AIM OF THE EXERCISE: Copy all lines holding the word "宮城県沖地震の場合" from the entries.

─── RECORDS FOR PROCESSING ───

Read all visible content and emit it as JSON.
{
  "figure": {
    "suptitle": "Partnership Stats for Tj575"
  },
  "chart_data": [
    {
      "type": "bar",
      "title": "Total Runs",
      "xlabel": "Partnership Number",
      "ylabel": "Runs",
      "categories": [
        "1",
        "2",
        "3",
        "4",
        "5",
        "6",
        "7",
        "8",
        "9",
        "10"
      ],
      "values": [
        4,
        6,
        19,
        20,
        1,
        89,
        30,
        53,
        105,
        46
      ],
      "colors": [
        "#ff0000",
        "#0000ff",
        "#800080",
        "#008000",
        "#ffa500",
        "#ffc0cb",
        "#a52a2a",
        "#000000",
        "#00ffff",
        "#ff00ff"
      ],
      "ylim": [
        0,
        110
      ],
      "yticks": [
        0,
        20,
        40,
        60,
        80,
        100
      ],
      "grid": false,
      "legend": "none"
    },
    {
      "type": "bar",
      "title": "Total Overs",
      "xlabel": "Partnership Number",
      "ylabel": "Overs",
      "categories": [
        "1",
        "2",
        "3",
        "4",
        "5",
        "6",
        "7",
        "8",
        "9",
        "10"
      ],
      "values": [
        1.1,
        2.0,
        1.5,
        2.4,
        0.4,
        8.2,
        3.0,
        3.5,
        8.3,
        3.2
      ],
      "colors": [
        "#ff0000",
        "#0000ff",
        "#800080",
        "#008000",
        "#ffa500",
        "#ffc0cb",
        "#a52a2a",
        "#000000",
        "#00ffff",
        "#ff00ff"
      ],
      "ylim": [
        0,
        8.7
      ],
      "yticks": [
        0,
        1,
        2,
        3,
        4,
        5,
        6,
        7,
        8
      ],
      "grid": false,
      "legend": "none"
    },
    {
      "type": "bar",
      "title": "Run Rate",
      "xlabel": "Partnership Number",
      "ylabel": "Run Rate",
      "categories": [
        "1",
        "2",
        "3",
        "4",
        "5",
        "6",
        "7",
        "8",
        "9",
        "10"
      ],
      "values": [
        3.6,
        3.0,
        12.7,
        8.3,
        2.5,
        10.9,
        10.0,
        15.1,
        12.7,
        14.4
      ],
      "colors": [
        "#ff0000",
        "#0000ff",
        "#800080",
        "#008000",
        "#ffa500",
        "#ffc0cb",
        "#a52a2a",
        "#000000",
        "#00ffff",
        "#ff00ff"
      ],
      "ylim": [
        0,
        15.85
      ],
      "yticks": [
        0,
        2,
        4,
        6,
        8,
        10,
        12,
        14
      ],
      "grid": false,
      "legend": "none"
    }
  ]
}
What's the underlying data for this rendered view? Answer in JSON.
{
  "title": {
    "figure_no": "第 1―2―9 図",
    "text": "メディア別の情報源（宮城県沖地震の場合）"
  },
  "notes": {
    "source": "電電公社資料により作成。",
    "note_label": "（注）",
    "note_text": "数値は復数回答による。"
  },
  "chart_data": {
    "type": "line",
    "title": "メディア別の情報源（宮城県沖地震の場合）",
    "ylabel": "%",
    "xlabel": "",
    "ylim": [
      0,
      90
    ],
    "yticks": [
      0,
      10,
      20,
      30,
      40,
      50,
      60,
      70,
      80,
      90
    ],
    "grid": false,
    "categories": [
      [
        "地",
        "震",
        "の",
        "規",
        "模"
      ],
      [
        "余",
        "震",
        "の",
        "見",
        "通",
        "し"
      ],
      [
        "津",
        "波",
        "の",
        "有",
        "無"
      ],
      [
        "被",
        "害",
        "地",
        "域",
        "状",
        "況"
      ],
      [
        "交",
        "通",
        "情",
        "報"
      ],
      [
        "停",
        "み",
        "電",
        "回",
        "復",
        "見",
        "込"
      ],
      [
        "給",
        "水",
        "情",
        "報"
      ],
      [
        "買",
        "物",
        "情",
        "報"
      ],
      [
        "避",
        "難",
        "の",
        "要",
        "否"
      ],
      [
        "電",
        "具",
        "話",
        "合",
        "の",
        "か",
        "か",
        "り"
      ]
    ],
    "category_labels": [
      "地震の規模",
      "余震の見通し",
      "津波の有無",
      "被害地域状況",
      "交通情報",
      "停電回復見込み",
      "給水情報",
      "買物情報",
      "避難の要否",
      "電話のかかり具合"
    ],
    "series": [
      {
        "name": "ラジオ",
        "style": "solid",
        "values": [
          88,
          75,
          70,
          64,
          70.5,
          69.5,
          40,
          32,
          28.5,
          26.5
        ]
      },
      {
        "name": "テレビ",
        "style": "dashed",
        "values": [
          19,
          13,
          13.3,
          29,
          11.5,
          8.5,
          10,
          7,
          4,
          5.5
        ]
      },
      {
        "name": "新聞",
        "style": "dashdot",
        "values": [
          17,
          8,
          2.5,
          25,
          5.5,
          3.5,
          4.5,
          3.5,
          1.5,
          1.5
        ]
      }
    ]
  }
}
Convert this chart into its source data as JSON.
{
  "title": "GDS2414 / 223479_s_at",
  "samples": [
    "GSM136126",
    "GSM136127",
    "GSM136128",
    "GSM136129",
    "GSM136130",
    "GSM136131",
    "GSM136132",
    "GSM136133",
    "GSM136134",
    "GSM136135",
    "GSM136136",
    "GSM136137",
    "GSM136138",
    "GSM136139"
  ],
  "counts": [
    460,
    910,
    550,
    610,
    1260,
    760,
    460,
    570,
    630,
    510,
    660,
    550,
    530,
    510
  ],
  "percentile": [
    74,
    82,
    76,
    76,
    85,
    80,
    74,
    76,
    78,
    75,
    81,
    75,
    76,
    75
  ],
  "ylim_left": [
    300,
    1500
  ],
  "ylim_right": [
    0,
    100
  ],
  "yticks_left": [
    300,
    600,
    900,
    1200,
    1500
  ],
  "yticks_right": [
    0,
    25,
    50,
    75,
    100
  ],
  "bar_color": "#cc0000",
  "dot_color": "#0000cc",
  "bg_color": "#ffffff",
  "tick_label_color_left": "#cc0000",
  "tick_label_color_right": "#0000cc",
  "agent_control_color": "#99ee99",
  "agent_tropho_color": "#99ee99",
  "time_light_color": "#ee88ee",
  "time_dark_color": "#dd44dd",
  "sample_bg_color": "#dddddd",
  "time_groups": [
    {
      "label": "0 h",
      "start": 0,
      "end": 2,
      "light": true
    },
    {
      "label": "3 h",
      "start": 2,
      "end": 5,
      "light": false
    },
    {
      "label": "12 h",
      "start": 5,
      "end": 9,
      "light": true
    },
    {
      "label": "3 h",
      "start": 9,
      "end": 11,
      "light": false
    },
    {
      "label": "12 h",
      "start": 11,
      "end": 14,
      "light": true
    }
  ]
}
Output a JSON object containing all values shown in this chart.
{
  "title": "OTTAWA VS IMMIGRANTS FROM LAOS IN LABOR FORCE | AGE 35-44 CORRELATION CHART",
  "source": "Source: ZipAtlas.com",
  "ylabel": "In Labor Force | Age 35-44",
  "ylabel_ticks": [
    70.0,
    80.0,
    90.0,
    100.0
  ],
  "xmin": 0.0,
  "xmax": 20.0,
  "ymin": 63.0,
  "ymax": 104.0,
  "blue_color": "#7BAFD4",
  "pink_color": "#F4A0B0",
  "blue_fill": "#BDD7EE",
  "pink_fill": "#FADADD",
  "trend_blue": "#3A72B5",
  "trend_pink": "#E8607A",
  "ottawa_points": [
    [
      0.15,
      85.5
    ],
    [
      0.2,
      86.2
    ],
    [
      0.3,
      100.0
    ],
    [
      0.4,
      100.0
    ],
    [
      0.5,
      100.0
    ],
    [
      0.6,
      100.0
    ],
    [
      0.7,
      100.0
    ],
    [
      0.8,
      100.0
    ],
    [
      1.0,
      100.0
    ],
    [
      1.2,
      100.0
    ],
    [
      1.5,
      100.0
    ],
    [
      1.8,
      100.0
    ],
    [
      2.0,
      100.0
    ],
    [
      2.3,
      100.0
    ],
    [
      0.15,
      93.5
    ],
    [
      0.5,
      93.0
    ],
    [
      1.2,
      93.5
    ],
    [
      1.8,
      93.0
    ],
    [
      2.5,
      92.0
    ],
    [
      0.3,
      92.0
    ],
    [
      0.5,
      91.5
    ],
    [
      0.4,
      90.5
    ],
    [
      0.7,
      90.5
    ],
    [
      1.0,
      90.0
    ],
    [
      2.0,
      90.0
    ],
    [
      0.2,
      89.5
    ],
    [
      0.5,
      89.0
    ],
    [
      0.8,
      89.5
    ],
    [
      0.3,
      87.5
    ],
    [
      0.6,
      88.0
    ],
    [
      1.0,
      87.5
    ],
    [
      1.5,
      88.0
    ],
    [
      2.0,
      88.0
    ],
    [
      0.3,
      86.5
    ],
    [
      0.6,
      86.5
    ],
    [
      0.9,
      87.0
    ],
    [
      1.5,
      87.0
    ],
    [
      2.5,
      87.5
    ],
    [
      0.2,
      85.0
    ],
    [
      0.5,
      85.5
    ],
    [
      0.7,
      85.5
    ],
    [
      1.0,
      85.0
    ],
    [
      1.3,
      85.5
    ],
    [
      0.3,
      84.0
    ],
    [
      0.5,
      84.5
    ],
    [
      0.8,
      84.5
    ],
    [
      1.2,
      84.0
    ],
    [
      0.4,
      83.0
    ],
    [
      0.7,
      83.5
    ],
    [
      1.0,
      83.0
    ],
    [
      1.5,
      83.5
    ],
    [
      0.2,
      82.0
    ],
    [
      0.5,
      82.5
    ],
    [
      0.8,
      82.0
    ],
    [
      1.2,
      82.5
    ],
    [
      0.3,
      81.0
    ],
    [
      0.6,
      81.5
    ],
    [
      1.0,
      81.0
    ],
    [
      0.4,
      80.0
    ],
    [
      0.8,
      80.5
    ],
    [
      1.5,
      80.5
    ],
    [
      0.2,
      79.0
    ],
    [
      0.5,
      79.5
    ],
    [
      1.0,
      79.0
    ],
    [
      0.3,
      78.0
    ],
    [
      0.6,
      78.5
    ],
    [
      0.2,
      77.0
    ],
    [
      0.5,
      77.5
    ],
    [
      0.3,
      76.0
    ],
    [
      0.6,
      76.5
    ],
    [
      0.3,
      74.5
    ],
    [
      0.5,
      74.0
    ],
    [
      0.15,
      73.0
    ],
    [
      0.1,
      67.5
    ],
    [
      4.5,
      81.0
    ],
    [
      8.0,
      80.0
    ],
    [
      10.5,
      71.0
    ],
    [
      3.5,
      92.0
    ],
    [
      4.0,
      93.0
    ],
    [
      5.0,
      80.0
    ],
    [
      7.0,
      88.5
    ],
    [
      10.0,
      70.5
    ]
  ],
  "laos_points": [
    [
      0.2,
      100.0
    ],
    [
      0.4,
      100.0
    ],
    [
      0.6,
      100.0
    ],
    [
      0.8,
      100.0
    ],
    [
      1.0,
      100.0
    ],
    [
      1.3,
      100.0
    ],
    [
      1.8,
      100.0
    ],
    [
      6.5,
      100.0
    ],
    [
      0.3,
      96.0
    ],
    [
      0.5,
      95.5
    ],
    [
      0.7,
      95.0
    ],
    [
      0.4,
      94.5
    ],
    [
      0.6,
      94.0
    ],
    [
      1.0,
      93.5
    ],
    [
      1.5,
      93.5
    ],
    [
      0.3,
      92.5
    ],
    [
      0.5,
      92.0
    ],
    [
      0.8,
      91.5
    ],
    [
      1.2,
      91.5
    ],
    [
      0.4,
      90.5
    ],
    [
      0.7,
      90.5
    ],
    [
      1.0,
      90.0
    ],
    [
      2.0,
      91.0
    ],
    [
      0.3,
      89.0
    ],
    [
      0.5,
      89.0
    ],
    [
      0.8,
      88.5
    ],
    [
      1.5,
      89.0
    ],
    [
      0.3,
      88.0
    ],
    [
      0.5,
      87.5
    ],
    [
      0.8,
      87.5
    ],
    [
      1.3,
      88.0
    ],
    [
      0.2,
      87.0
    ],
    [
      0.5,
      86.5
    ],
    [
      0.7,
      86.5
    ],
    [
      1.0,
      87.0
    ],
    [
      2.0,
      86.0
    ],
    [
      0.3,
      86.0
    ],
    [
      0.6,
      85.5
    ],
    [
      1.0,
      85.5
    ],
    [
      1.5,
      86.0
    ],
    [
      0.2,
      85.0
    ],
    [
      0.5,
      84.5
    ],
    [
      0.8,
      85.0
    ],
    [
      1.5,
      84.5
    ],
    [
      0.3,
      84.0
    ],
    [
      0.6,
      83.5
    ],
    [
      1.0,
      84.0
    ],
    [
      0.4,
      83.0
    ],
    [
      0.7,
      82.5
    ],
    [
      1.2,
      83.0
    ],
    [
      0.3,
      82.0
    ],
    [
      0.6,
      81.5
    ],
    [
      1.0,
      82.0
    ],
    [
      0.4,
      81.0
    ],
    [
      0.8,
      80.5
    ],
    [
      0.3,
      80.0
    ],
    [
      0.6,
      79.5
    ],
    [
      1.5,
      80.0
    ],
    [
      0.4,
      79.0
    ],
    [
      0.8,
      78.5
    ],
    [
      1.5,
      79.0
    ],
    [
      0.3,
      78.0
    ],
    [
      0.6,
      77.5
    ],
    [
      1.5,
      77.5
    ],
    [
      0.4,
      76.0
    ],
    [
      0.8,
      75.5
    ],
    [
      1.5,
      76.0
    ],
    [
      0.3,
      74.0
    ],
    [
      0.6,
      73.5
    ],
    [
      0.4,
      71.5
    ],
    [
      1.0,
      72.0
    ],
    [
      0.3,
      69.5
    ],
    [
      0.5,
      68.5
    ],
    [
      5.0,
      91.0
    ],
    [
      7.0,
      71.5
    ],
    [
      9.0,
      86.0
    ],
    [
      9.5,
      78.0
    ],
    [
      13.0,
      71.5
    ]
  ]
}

───

COMPLETED EXERCISE:
    "text": "メディア別の情報源（宮城県沖地震の場合）"
    "title": "メディア別の情報源（宮城県沖地震の場合）",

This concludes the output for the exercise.